--- START OF Source records ---
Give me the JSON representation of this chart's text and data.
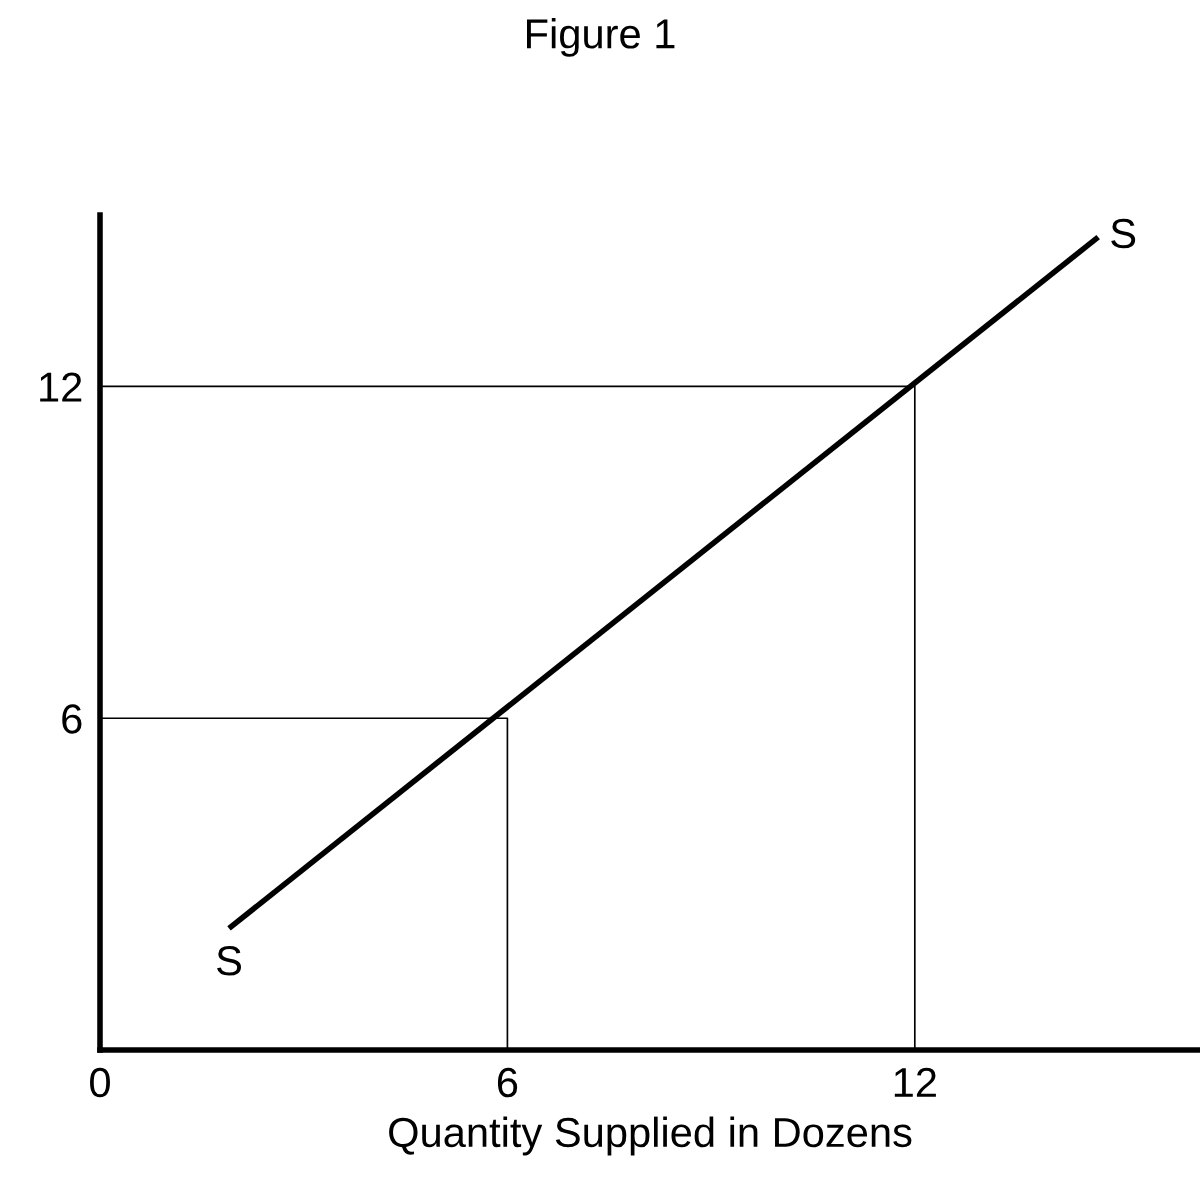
{
  "chart_data": {
    "type": "line",
    "title": "Figure 1",
    "xlabel": "Quantity Supplied in Dozens",
    "xlim": [
      0,
      16.2
    ],
    "ylim": [
      0,
      15.1
    ],
    "xticks": [
      0,
      6,
      12
    ],
    "yticks": [
      6,
      12
    ],
    "grid": false,
    "legend": false,
    "marker": "none",
    "line_style": "solid",
    "series": [
      {
        "color": "#000000",
        "x": [
          1.9,
          14.7
        ],
        "values": [
          2.2,
          14.7
        ]
      },
      {
        "color": "#000000",
        "x": [
          0,
          6,
          6
        ],
        "values": [
          6,
          6,
          0
        ]
      },
      {
        "color": "#000000",
        "x": [
          0,
          12,
          12
        ],
        "values": [
          12,
          12,
          0
        ]
      }
    ],
    "annotations": [
      {
        "text": "S",
        "x": 1.9,
        "y": 2.2
      },
      {
        "text": "S",
        "x": 14.7,
        "y": 14.7
      }
    ]
  }
}
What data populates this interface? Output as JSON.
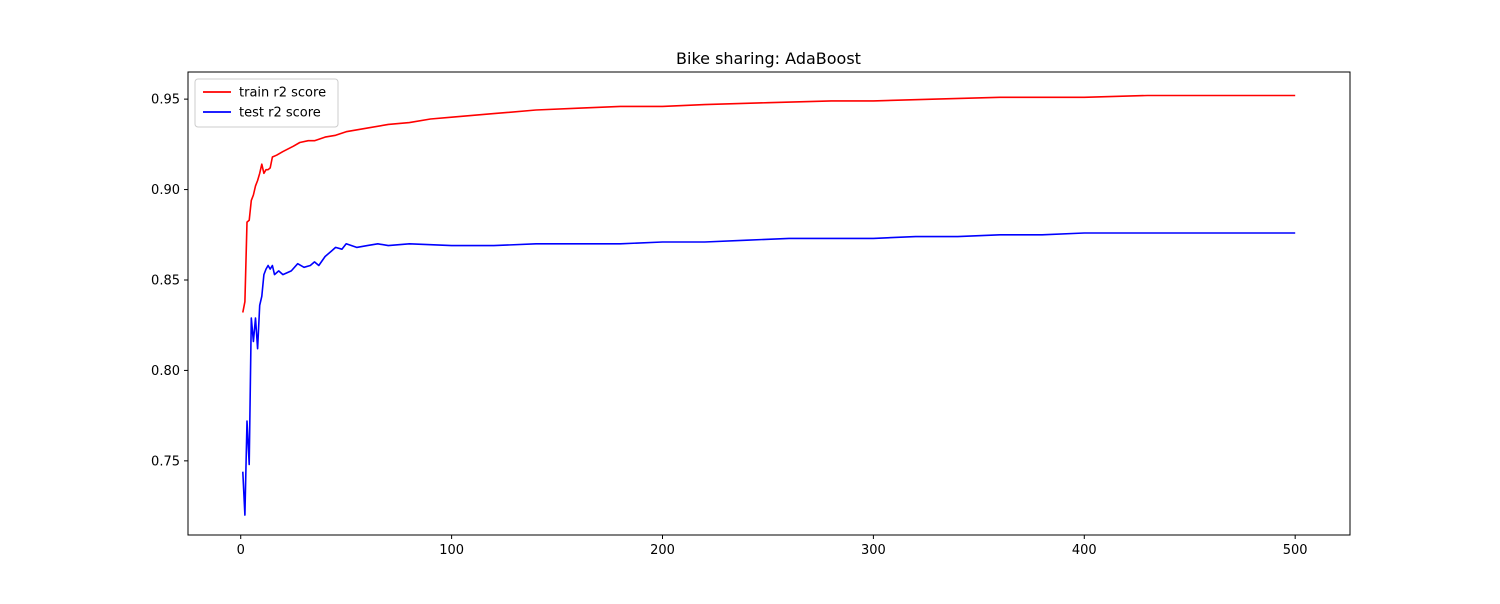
{
  "chart_data": {
    "type": "line",
    "title": "Bike sharing: AdaBoost",
    "xlabel": "",
    "ylabel": "",
    "xlim": [
      -25,
      526
    ],
    "ylim": [
      0.709,
      0.965
    ],
    "xticks": [
      0,
      100,
      200,
      300,
      400,
      500
    ],
    "xtick_labels": [
      "0",
      "100",
      "200",
      "300",
      "400",
      "500"
    ],
    "yticks": [
      0.75,
      0.8,
      0.85,
      0.9,
      0.95
    ],
    "ytick_labels": [
      "0.75",
      "0.80",
      "0.85",
      "0.90",
      "0.95"
    ],
    "grid": false,
    "legend": "top-left",
    "series": [
      {
        "name": "train r2 score",
        "color": "#ff0000",
        "points": [
          [
            1,
            0.832
          ],
          [
            2,
            0.838
          ],
          [
            3,
            0.882
          ],
          [
            4,
            0.883
          ],
          [
            5,
            0.894
          ],
          [
            6,
            0.897
          ],
          [
            7,
            0.902
          ],
          [
            8,
            0.905
          ],
          [
            9,
            0.909
          ],
          [
            10,
            0.914
          ],
          [
            11,
            0.909
          ],
          [
            12,
            0.911
          ],
          [
            13,
            0.911
          ],
          [
            14,
            0.912
          ],
          [
            15,
            0.918
          ],
          [
            17,
            0.919
          ],
          [
            20,
            0.921
          ],
          [
            25,
            0.924
          ],
          [
            28,
            0.926
          ],
          [
            32,
            0.927
          ],
          [
            35,
            0.927
          ],
          [
            40,
            0.929
          ],
          [
            45,
            0.93
          ],
          [
            50,
            0.932
          ],
          [
            60,
            0.934
          ],
          [
            70,
            0.936
          ],
          [
            80,
            0.937
          ],
          [
            90,
            0.939
          ],
          [
            100,
            0.94
          ],
          [
            120,
            0.942
          ],
          [
            140,
            0.944
          ],
          [
            160,
            0.945
          ],
          [
            180,
            0.946
          ],
          [
            200,
            0.946
          ],
          [
            220,
            0.947
          ],
          [
            250,
            0.948
          ],
          [
            280,
            0.949
          ],
          [
            300,
            0.949
          ],
          [
            330,
            0.95
          ],
          [
            360,
            0.951
          ],
          [
            400,
            0.951
          ],
          [
            430,
            0.952
          ],
          [
            460,
            0.952
          ],
          [
            500,
            0.952
          ]
        ]
      },
      {
        "name": "test r2 score",
        "color": "#0000ff",
        "points": [
          [
            1,
            0.744
          ],
          [
            2,
            0.72
          ],
          [
            3,
            0.772
          ],
          [
            4,
            0.748
          ],
          [
            5,
            0.829
          ],
          [
            6,
            0.816
          ],
          [
            7,
            0.829
          ],
          [
            8,
            0.812
          ],
          [
            9,
            0.836
          ],
          [
            10,
            0.841
          ],
          [
            11,
            0.853
          ],
          [
            12,
            0.856
          ],
          [
            13,
            0.858
          ],
          [
            14,
            0.856
          ],
          [
            15,
            0.858
          ],
          [
            16,
            0.853
          ],
          [
            18,
            0.855
          ],
          [
            20,
            0.853
          ],
          [
            24,
            0.855
          ],
          [
            27,
            0.859
          ],
          [
            30,
            0.857
          ],
          [
            33,
            0.858
          ],
          [
            35,
            0.86
          ],
          [
            37,
            0.858
          ],
          [
            40,
            0.863
          ],
          [
            43,
            0.866
          ],
          [
            45,
            0.868
          ],
          [
            48,
            0.867
          ],
          [
            50,
            0.87
          ],
          [
            55,
            0.868
          ],
          [
            60,
            0.869
          ],
          [
            65,
            0.87
          ],
          [
            70,
            0.869
          ],
          [
            80,
            0.87
          ],
          [
            100,
            0.869
          ],
          [
            120,
            0.869
          ],
          [
            140,
            0.87
          ],
          [
            160,
            0.87
          ],
          [
            180,
            0.87
          ],
          [
            200,
            0.871
          ],
          [
            220,
            0.871
          ],
          [
            240,
            0.872
          ],
          [
            260,
            0.873
          ],
          [
            280,
            0.873
          ],
          [
            300,
            0.873
          ],
          [
            320,
            0.874
          ],
          [
            340,
            0.874
          ],
          [
            360,
            0.875
          ],
          [
            380,
            0.875
          ],
          [
            400,
            0.876
          ],
          [
            420,
            0.876
          ],
          [
            440,
            0.876
          ],
          [
            460,
            0.876
          ],
          [
            480,
            0.876
          ],
          [
            500,
            0.876
          ]
        ]
      }
    ]
  }
}
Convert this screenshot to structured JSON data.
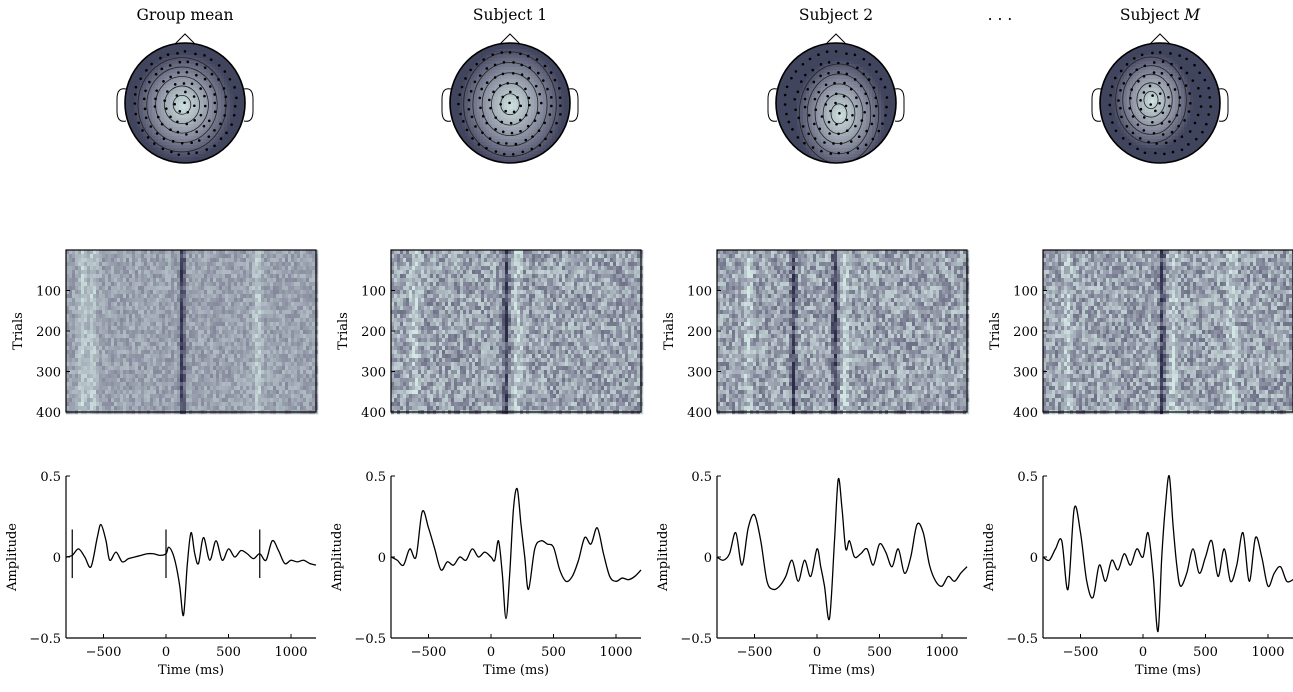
--- END OF Source records ---
# [Your task]
Examine the records and pull out every line where the string "score" occurs.

# [Response to this task]
        "name": "train r2 score",
        "name": "test r2 score",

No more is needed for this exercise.